Write out each line from the data below that includes the word "document".

━━━━━ DATA SHOWN ━━━━━

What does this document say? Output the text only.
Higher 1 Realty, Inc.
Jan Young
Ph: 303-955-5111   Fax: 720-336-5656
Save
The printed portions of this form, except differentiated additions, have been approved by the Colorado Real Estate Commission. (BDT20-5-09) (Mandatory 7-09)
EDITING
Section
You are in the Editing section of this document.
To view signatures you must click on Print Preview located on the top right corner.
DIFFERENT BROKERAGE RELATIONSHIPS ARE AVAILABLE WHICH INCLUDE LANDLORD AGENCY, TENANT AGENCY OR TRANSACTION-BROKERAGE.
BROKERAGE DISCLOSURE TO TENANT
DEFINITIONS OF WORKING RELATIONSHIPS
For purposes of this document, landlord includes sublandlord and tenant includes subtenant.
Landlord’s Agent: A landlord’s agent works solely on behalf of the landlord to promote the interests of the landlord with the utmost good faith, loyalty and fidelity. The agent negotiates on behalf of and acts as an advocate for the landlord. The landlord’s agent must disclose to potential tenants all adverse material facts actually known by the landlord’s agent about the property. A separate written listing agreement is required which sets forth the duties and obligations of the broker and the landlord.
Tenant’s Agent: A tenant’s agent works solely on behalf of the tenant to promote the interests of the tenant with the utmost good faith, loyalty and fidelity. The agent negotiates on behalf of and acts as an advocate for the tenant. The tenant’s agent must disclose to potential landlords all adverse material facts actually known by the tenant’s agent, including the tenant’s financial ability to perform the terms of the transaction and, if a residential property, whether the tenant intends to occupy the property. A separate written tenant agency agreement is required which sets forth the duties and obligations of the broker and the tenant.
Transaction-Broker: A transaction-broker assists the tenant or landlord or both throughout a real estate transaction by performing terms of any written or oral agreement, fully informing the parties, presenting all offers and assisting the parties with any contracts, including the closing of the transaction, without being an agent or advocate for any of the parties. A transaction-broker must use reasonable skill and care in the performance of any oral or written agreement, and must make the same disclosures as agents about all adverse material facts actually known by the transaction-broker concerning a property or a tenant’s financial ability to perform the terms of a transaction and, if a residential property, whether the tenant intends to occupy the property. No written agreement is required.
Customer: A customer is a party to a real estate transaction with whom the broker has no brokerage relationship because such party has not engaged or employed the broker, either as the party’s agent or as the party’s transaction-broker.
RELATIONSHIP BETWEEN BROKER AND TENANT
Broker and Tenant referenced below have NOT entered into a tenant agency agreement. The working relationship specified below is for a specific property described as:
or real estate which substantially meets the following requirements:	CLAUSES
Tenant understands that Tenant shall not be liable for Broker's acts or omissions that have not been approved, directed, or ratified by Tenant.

━━━━━
━━━━━ DATA SHOWN ━━━━━

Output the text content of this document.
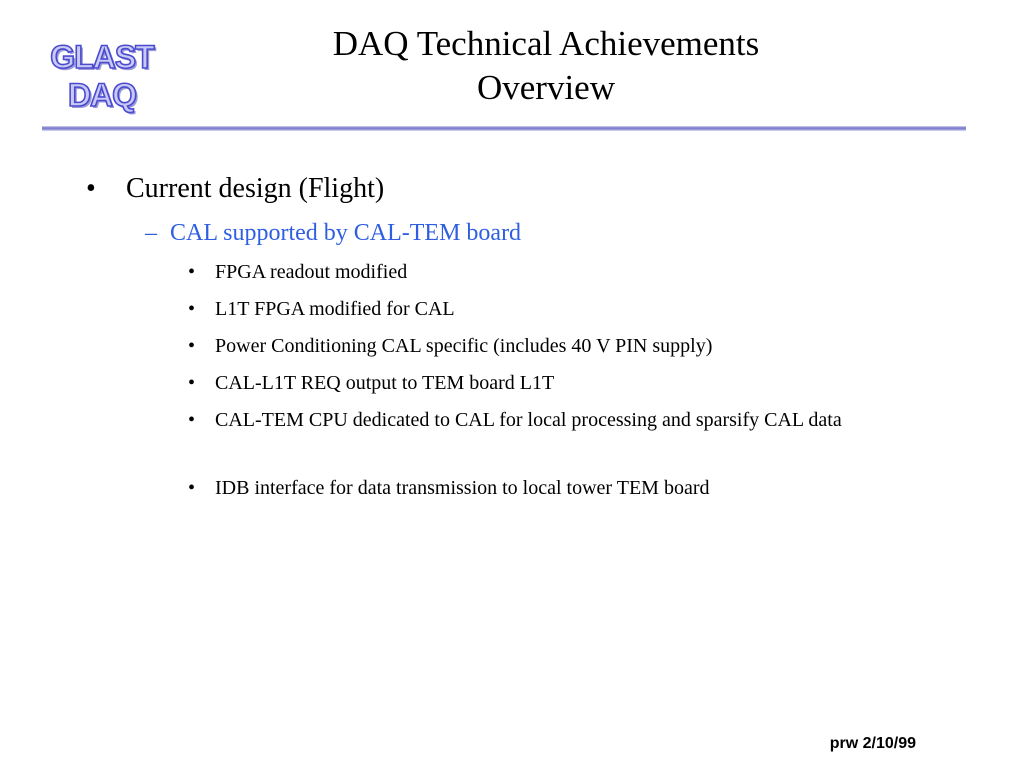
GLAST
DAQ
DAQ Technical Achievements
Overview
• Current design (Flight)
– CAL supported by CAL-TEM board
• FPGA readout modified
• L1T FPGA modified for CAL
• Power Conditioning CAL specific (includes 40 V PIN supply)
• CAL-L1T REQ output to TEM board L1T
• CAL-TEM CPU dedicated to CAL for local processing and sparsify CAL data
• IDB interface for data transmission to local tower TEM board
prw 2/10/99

━━━━━

● EXERCISE ANSWER
What does this document say? Output the text only.
You are in the Editing section of this document.
For purposes of this document, landlord includes sublandlord and tenant includes subtenant.
Output the text content of this document.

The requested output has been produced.